#### [Text segment]
══════════
According to the Department of Health all 42 projects in the first three waves of LIFT have reached financial close, which amounts to around £700 million. Most of the facilities are one-stop health centres offering services such as X-ray, minor surgery and access to GPs.
The feeling is that the scheme may be extended to the Government's community hospitals. But such works are small fry compared to what was expected through the Private Finance Initiative.
One contractor summed up the Government's aboutturn: 'The NHS is returning to its roots. We've all be rubbing our hands for great big hospital developments that bring big contracts but that's not the way things are going any more. It's returning to small hospitals in local communities.
'The NHS is organised like a wheel, with a series of spokes running from the central hub. Well the spokes used to be big fat ones, with a trim hub. Then the new technology came in ? scanners and things like that ? and, as it was so costly, it had to be centralised. So the hub got fatter and fatter and fatter.
══════════
#### [Study material]
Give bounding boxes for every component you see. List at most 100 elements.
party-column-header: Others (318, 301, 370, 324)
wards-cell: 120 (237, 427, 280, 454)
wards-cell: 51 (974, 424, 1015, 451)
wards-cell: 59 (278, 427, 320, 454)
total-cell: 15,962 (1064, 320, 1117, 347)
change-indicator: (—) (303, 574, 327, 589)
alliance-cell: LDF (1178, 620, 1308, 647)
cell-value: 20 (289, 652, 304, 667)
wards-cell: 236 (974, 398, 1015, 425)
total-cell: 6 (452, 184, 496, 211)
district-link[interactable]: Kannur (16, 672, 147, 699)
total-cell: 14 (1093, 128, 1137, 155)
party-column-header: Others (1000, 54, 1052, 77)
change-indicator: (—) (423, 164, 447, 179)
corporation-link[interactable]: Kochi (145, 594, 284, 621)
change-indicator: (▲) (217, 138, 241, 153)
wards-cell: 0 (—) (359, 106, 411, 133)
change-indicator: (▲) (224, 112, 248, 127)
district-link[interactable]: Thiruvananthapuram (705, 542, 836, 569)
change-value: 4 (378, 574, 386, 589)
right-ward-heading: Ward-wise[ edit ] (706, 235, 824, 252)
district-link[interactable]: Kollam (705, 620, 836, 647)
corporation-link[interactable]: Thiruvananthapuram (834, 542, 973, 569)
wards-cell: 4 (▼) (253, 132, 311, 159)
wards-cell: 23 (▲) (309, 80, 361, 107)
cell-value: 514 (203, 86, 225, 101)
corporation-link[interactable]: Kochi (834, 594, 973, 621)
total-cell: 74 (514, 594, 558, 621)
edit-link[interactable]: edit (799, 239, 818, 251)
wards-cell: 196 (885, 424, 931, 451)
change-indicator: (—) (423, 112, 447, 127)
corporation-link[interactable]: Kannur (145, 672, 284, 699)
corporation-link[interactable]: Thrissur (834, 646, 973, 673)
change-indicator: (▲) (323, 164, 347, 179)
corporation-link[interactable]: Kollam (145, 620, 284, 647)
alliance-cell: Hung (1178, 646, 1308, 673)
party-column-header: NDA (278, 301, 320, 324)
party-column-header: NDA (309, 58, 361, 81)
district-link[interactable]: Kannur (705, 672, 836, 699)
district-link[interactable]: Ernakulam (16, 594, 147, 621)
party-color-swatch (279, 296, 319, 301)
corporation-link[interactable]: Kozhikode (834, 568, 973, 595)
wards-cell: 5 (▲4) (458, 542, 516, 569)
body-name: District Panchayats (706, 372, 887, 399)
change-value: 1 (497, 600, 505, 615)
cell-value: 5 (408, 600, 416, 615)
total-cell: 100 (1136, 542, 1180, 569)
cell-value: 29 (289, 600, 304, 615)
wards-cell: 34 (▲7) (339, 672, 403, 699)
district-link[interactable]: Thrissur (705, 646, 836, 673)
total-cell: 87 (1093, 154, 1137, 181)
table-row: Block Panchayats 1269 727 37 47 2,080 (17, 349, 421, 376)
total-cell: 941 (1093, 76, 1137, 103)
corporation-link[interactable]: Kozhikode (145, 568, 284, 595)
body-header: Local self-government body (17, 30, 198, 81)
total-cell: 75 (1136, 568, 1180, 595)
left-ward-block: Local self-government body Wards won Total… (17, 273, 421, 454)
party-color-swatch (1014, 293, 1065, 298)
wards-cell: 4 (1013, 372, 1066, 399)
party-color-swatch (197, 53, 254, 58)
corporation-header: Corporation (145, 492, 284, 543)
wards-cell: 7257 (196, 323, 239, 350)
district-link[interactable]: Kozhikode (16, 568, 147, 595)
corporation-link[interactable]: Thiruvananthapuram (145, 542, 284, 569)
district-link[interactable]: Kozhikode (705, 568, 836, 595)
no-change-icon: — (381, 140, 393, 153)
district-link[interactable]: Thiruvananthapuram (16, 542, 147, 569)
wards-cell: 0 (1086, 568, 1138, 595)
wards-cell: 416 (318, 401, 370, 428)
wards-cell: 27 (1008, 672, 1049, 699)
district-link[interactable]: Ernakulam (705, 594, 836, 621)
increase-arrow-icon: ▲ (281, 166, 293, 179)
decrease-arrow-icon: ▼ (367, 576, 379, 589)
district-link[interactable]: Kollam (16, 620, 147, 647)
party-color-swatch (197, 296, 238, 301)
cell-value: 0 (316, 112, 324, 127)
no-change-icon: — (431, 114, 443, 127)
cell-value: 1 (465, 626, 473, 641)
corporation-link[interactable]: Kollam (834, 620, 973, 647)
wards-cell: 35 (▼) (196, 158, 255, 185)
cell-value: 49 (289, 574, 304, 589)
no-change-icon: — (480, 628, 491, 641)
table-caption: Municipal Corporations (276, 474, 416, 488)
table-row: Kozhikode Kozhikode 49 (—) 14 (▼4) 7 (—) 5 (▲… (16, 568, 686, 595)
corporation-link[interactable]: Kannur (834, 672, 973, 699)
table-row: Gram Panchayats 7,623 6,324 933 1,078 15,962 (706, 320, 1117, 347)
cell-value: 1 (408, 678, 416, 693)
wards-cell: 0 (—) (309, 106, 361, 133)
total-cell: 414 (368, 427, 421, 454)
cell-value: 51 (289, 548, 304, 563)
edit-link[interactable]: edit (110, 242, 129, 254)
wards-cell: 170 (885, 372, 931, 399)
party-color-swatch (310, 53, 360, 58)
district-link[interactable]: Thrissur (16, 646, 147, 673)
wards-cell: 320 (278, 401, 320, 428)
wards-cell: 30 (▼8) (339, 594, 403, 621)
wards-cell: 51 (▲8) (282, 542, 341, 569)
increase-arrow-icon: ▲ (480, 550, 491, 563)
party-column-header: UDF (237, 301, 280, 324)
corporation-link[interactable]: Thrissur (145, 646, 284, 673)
══════════
#### [Set of tasks]
1 – According to the LIFT passage, what services do most of the facilities offer?
2 – From the LIFT passage, reproduce the section that begins at the words "According to the" and stops after the words "in local communities.".

#### [Results by task]
1 – Most are one-stop health centers offering services such as X-ray, minor surgery and access to GPs.

2 –
According to the Department of Health all 42 projects in the first three waves of LIFT have reached financial close, which amounts to around £700 million. Most of the facilities are one-stop health centres offering services such as X-ray, minor surgery and access to GPs.
The feeling is that the scheme may be extended to the Government's community hospitals. But such works are small fry compared to what was expected through the Private Finance Initiative.
One contractor summed up the Government's aboutturn: 'The NHS is returning to its roots. We've all be rubbing our hands for great big hospital developments that bring big contracts but that's not the way things are going any more. It's returning to small hospitals in local communities.